Reproduce the following material exactly, including every line.

## Given information:
------------------------------

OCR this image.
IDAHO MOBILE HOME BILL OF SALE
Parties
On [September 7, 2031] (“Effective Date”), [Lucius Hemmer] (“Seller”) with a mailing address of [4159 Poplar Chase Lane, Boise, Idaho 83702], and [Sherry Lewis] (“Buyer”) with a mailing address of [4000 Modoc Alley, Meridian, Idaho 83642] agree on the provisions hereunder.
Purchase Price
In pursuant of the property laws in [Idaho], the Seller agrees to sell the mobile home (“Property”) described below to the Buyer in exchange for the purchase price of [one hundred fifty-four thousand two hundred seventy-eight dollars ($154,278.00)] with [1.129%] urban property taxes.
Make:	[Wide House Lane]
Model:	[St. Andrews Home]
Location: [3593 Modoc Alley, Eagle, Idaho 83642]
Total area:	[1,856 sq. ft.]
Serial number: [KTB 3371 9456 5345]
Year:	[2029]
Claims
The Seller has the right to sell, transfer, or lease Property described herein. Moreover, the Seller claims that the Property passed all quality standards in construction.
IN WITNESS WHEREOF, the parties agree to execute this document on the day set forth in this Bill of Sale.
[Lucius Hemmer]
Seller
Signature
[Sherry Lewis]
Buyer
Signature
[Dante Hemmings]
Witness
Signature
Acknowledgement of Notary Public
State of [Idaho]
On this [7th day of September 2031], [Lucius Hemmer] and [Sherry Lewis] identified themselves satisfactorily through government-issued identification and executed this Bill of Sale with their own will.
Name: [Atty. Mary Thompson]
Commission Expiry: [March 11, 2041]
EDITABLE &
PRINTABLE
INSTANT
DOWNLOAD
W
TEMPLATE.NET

------------------------------

## Worked solution:
OCR this image.
IDAHO MOBILE HOME BILL OF SALE
Parties
On [September 7, 2031] (“Effective Date”), [Lucius Hemmer] (“Seller”) with a mailing address of [4159 Poplar Chase Lane, Boise, Idaho 83702], and [Sherry Lewis] (“Buyer”) with a mailing address of [4000 Modoc Alley, Meridian, Idaho 83642] agree on the provisions hereunder.
Purchase Price
In pursuant of the property laws in [Idaho], the Seller agrees to sell the mobile home (“Property”) described below to the Buyer in exchange for the purchase price of [one hundred fifty-four thousand two hundred seventy-eight dollars ($154,278.00)] with [1.129%] urban property taxes.
Make:	[Wide House Lane]
Model:	[St. Andrews Home]
Location: [3593 Modoc Alley, Eagle, Idaho 83642]
Total area:	[1,856 sq. ft.]
Serial number: [KTB 3371 9456 5345]
Year:	[2029]
Claims
The Seller has the right to sell, transfer, or lease Property described herein. Moreover, the Seller claims that the Property passed all quality standards in construction.
IN WITNESS WHEREOF, the parties agree to execute this document on the day set forth in this Bill of Sale.
[Lucius Hemmer]
Seller
Signature
[Sherry Lewis]
Buyer
Signature
[Dante Hemmings]
Witness
Signature
Acknowledgement of Notary Public
State of [Idaho]
On this [7th day of September 2031], [Lucius Hemmer] and [Sherry Lewis] identified themselves satisfactorily through government-issued identification and executed this Bill of Sale with their own will.
Name: [Atty. Mary Thompson]
Commission Expiry: [March 11, 2041]
EDITABLE &
PRINTABLE
INSTANT
DOWNLOAD
W
TEMPLATE.NET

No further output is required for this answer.